**GIVEN ENTRIES**:
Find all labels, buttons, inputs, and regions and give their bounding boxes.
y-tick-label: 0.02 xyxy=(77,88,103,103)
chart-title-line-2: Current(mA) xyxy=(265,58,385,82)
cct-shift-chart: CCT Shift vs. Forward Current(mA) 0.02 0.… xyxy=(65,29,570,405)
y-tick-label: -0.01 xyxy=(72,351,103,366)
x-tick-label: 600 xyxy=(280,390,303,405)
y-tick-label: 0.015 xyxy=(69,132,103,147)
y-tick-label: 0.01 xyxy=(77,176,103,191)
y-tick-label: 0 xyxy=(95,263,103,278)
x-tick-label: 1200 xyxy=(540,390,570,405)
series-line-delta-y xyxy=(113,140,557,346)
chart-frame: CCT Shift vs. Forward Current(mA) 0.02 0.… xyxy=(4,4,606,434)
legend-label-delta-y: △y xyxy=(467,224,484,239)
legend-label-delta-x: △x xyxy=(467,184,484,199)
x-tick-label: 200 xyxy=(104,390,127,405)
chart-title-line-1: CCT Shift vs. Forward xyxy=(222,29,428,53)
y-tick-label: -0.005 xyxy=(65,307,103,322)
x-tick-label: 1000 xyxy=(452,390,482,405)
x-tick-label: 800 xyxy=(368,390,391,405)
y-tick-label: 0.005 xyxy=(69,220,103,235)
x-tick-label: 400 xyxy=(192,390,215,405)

**GOAL**:
Reproduce every line of the data above, word for word and in the same order, with no changes.

**WRITTEN REPLY**:
Find all labels, buttons, inputs, and regions and give their bounding boxes.
y-tick-label: 0.02 xyxy=(77,88,103,103)
chart-title-line-2: Current(mA) xyxy=(265,58,385,82)
cct-shift-chart: CCT Shift vs. Forward Current(mA) 0.02 0.… xyxy=(65,29,570,405)
y-tick-label: -0.01 xyxy=(72,351,103,366)
x-tick-label: 600 xyxy=(280,390,303,405)
y-tick-label: 0.015 xyxy=(69,132,103,147)
y-tick-label: 0.01 xyxy=(77,176,103,191)
y-tick-label: 0 xyxy=(95,263,103,278)
x-tick-label: 1200 xyxy=(540,390,570,405)
series-line-delta-y xyxy=(113,140,557,346)
chart-frame: CCT Shift vs. Forward Current(mA) 0.02 0.… xyxy=(4,4,606,434)
legend-label-delta-y: △y xyxy=(467,224,484,239)
legend-label-delta-x: △x xyxy=(467,184,484,199)
x-tick-label: 200 xyxy=(104,390,127,405)
chart-title-line-1: CCT Shift vs. Forward xyxy=(222,29,428,53)
y-tick-label: -0.005 xyxy=(65,307,103,322)
x-tick-label: 1000 xyxy=(452,390,482,405)
x-tick-label: 800 xyxy=(368,390,391,405)
y-tick-label: 0.005 xyxy=(69,220,103,235)
x-tick-label: 400 xyxy=(192,390,215,405)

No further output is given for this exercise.